A fazer => Atualize o texto fornecido: reproduza o trecho que vai de "Por Celina Santos" até "ao Diário Bahia.", inclusive, trocando "OAB-Itabuna" por "OAB de Itabuna".

Texto fornecido =>
Por Celina Santos
O advogado Edmilton Carneiro Almeida, especialista em Direito Trabalhista, acaba de completar um ano na presidência da OAB-Itabuna e tem a superlotação do presídio um dos principais problemas a combater. A entidade está empenhada na realização de audiências de custódia, apostando na medida como uma das alternativas para dar celeridade às demandas judiciais. Dr. Edmilton, que tem 25 anos de profissão, falou sobre este e outros assuntos em entrevista ao Diário Bahia.
Trazer as chamadas audiências de custódia para Itabuna é a principal bandeira da OAB hoje?
Olha, a principal bandeira da OAB é resolver a questão do presídio. Esse é um tema que nos preocupa há muito tempo; agora, veio aumentar essa preocupação por conta das rebeliões que têm estourado no Brasil todo. Mas a ministra Cármen Lúcia já editou uma determinação para que os tribunais de Justiça fizessem mutirões para resolver essas questões dos presídios. Porque, na verdade, a sociedade pensa assim: a pessoa praticou um crime, tem que ir para a cadeia. Está certo. Se transgrediu a lei, tem que ser punido. Mas acontece que os presídios estão superlotados de pessoas, na grande maioria, já condenadas, reincidentes. Então, não é justo aquele que praticou um crime pela primeira vez ser colocado junto com esses. O que tem acontecido sem audiência de custódia? O sujeito é preso, encaminhado para o presídio, é colocado no meio daqueles que já são condenados e sai de lá com uma responsabilidade, determinada pelo Raio A ou pelo Raio B.

Dados extraídos =>
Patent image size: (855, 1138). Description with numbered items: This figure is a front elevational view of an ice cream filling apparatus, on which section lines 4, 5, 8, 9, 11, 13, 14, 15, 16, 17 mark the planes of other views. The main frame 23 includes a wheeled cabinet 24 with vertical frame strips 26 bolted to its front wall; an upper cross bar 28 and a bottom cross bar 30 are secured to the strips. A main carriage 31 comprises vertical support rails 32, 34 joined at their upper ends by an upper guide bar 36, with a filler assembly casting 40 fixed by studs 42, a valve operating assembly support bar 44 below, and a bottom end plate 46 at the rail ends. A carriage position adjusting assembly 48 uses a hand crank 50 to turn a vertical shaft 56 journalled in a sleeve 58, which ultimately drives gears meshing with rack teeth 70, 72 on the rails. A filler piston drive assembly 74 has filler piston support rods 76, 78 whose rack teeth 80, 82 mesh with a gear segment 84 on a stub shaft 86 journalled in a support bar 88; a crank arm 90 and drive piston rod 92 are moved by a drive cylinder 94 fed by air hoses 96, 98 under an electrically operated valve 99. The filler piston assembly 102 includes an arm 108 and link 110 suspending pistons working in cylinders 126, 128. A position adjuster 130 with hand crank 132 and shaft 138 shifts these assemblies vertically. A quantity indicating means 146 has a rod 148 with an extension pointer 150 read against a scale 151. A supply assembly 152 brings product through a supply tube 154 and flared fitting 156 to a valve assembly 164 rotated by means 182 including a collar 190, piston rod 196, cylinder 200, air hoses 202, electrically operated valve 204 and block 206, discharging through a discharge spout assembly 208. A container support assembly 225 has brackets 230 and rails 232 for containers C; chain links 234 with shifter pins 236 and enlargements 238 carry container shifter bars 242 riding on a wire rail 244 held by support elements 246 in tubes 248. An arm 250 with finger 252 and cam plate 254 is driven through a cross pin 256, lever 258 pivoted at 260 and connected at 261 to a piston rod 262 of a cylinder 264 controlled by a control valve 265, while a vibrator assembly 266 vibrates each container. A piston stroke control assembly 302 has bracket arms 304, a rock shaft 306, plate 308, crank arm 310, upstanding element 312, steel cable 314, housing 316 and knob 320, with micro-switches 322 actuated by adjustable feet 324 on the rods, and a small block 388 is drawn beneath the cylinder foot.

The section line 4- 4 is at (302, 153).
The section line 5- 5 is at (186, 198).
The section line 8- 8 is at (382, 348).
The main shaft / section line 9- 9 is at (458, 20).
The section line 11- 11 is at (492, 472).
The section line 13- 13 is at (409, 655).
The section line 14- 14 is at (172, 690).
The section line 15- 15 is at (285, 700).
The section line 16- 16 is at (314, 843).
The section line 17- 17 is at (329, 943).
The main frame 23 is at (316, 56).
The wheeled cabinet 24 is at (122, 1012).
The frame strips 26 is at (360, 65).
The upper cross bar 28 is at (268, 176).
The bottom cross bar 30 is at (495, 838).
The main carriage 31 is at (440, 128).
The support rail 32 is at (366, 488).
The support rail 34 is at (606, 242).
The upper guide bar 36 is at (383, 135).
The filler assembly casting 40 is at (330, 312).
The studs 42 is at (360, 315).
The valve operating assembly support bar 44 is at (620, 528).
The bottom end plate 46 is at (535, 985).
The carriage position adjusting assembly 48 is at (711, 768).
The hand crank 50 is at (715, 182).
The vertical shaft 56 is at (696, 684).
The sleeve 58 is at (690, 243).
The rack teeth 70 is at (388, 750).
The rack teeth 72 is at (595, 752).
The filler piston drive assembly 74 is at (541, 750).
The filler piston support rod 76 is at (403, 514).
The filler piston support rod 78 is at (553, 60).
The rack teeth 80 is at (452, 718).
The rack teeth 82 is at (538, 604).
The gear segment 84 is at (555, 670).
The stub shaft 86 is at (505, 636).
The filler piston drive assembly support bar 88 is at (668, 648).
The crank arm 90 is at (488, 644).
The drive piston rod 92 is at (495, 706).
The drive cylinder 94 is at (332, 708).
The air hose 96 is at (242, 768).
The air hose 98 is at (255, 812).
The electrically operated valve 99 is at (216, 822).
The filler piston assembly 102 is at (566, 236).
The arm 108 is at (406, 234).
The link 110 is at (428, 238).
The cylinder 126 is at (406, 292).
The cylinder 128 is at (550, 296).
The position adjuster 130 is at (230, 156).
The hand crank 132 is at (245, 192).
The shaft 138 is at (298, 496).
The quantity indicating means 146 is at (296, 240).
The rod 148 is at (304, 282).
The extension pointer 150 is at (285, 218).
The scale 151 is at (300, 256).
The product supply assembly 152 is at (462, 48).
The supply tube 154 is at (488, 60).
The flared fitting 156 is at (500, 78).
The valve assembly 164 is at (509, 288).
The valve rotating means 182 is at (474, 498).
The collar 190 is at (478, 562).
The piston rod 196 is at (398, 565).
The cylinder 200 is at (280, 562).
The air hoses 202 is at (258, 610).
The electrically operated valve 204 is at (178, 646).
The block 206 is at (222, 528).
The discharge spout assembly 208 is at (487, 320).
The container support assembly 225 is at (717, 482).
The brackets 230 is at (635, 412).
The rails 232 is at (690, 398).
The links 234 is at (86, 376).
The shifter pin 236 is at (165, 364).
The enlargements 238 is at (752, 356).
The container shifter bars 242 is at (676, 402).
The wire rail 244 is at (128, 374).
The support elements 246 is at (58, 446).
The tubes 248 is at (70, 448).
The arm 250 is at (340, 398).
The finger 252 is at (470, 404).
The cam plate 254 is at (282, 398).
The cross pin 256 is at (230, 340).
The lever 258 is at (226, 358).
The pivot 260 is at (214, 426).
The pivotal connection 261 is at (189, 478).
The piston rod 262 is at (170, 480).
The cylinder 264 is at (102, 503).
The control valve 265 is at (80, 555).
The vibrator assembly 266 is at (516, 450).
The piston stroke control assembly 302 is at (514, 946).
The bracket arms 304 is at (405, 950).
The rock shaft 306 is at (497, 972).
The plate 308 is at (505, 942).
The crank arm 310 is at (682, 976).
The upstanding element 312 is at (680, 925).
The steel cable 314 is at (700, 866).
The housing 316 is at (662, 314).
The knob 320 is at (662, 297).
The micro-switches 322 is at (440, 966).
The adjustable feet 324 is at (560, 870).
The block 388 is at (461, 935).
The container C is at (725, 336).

Solução da tarefa =>
Por Celina Santos
O advogado Edmilton Carneiro Almeida, especialista em Direito Trabalhista, acaba de completar um ano na presidência da OAB de Itabuna e tem a superlotação do presídio um dos principais problemas a combater. A entidade está empenhada na realização de audiências de custódia, apostando na medida como uma das alternativas para dar celeridade às demandas judiciais. Dr. Edmilton, que tem 25 anos de profissão, falou sobre este e outros assuntos em entrevista ao Diário Bahia.